SET OF TASKS:
**1)** Rework the blog post about the writer's code, from "I finally hooked" down to "even realizing it.", so that "JSON editor" becomes "text editor".
**2)** In the blog post about the writer's code, list the rules the writer sets for themselves in the closing paragraph.

DOCUMENT EXCERPT:
My code really isn't as bad as I thought

KrisWolfe

961 views

This week I've been working on bugs and doing a little refactoring.

I finally hooked up the scheduler to the economy. This actually made me realize I'm a much better coder than I was giving myself credit for. For instance, my old rescheduler code took strings in of the skillnames and then looked through my scriptable objects for it. I changed the code and deleted it from scriptable objects because I want to edit skills with a JSON editor eventually. Well, instead of a string, I gave it a reference to the skill. And it worked. I was applying all the SOLID principles without even realizing it.

So then I thought, "Well ok, I have a list of skills from the scheduler, now how do I get it to affect things." The skill I was messing around with was "Execute recipe." The skill itself is linked to a company, so it doesn't care what kind of company it is. I went to go and write the code to execute the recipe, but I'd already written it for NPC's to mess with. And since my player was also an NPC through inheritance, I literally just called the method and it worked...without a bug. Open closed principle, done and done.

Now instead of hiring an employee, the player can simply work for 8 hours and do the same thing for their company. So there will be a decision of what you want to handle in your company, or whether to hire someone to accomplish it, and you only have so much time in the day.

I realized I hadn't even set it up so you could hire an employee. So opened up the market code after taking about a week from looking at it, and started to see some issues. Just by looking at the code, I found some other bugs...like the method that went through and counted all the inventory at the end of the day wasn't working, so had to check that...and if a job contract expired, the employee wouldn't stop working and would keep getting paid.

Another issue I saw was performance. When I hit the next day button or initialize the economy, it went freeze up for a couple seconds. I figured I would run into that eventually. But then I realized it was my Debug.Logs that were hitting performance...a bunch of outputs to show me what was happening. Once I took them all out, I have no noticeable slowdown. My computer is from 2010, as well.

All in all, I felt really worried about my code. But now, I'm starting to see it's actually not too bad. It still needs to be refactored, but it's easily navigable, simple to add behavior to, and adheres to alot of the SOLID principles I was worried about.

I am running into an issue of motivation. I don't have the drive I did before that would keep me up until 3 in the morning. My creation is kinda boring to mess around with. It's now WORK. And work sucks. I went through all the screens, adding buttons and functionality to navigate. But I'm finding myself being drawn to do other things. I want to start making a different type of game, or do another hobby. After reading a lot of blogs on game makers running into the same issue, I know not to do that. Don't rewrite my entire code base. Don't keep starting projects that I know I won't finish. Finish the game.

STUDY MATERIAL:

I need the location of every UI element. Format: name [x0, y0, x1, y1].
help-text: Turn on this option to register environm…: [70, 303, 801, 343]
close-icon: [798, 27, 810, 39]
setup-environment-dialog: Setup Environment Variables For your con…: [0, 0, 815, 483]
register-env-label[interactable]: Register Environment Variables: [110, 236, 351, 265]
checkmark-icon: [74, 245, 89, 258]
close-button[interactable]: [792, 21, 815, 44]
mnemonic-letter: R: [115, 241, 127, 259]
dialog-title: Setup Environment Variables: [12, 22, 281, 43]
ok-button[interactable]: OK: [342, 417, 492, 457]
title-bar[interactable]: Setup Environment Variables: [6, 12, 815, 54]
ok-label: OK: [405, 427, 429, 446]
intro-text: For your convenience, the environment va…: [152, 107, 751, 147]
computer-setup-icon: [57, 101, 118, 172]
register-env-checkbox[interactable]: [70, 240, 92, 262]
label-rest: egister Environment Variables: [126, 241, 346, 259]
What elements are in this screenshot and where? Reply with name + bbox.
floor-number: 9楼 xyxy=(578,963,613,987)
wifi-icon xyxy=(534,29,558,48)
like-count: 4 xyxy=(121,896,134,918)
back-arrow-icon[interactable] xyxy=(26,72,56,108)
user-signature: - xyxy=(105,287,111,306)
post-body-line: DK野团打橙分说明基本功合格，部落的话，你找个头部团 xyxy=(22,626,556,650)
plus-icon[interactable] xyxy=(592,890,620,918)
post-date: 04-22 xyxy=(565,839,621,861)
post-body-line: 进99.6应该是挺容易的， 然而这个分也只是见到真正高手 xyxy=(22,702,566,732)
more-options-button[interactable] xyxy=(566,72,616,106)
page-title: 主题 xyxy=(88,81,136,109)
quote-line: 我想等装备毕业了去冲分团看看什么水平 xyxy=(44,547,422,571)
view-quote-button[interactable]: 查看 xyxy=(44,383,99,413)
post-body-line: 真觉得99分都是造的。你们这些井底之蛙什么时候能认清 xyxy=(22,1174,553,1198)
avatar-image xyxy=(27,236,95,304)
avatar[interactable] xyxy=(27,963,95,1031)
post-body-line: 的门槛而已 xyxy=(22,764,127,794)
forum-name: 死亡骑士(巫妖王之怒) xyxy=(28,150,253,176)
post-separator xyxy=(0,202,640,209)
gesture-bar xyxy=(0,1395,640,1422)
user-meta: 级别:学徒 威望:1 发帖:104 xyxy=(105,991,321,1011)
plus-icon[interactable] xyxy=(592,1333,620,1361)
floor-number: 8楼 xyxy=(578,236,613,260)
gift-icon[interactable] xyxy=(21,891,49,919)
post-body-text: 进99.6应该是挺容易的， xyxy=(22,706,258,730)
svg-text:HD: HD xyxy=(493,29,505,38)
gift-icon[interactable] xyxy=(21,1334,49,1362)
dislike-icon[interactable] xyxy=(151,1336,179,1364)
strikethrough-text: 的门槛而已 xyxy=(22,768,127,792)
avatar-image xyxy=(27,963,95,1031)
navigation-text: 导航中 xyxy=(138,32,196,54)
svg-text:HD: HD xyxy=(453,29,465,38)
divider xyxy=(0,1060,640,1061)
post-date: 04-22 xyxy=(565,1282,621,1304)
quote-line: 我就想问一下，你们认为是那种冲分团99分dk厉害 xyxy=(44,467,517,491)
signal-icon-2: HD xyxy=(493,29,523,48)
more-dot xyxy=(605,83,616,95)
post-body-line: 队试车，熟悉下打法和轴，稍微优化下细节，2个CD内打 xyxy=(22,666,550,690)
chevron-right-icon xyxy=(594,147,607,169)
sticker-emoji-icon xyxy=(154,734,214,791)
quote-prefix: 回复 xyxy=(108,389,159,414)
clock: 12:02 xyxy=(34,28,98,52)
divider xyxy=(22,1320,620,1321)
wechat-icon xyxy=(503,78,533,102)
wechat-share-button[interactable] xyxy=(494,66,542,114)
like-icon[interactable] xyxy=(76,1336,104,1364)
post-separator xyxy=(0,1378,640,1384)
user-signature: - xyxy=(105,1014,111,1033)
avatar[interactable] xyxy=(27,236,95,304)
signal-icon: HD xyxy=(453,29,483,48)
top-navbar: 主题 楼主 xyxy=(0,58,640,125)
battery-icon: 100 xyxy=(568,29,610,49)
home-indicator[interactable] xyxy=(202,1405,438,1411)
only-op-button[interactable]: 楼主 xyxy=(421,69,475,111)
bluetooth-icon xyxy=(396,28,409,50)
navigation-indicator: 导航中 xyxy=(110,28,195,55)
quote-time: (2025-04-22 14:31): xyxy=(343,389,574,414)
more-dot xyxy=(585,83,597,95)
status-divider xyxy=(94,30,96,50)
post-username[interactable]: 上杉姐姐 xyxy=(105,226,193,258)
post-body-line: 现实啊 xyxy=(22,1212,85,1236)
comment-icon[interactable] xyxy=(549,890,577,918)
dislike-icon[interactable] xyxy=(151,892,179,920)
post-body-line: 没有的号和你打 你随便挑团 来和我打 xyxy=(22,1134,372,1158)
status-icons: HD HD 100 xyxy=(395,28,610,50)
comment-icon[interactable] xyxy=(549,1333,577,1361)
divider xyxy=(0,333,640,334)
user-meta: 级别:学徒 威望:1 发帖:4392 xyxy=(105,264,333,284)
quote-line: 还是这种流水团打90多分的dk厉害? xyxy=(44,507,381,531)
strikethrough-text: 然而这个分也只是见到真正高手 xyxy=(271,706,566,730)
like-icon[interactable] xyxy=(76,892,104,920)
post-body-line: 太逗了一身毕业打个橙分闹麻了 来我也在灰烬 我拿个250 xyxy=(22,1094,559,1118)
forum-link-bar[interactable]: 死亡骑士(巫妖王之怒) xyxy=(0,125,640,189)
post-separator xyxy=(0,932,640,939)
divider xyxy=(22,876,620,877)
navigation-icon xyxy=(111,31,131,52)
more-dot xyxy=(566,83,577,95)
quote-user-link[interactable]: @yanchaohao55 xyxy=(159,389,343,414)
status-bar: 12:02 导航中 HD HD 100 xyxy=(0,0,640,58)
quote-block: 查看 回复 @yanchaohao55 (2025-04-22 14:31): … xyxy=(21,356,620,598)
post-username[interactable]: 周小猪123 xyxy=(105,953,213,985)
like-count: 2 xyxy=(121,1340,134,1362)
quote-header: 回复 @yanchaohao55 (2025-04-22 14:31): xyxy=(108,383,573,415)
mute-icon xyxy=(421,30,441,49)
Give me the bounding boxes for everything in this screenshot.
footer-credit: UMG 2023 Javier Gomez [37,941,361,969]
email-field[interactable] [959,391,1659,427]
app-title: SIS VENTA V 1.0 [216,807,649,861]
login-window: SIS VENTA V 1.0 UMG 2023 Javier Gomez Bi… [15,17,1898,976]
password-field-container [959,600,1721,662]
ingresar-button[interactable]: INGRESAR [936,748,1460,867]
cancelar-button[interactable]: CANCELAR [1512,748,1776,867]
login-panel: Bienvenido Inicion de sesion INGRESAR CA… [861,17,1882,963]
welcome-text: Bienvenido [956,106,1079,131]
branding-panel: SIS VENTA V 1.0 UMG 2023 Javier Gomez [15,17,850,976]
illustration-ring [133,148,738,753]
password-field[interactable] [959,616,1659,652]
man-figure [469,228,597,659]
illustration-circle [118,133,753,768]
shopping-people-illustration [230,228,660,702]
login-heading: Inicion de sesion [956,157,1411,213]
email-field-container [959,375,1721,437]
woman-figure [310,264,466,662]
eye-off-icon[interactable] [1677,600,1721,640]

ANSWERS BELOW:
**1)**
I finally hooked up the scheduler to the economy. This actually made me realize I'm a much better coder than I was giving myself credit for. For instance, my old rescheduler code took strings in of the skillnames and then looked through my scriptable objects for it. I changed the code and deleted it from scriptable objects because I want to edit skills with a text editor eventually. Well, instead of a string, I gave it a reference to the skill. And it worked. I was applying all the SOLID principles without even realizing it.

**2)**
- Don't rewrite my entire code base.
- Don't keep starting projects that I know I won't finish.
- Finish the game.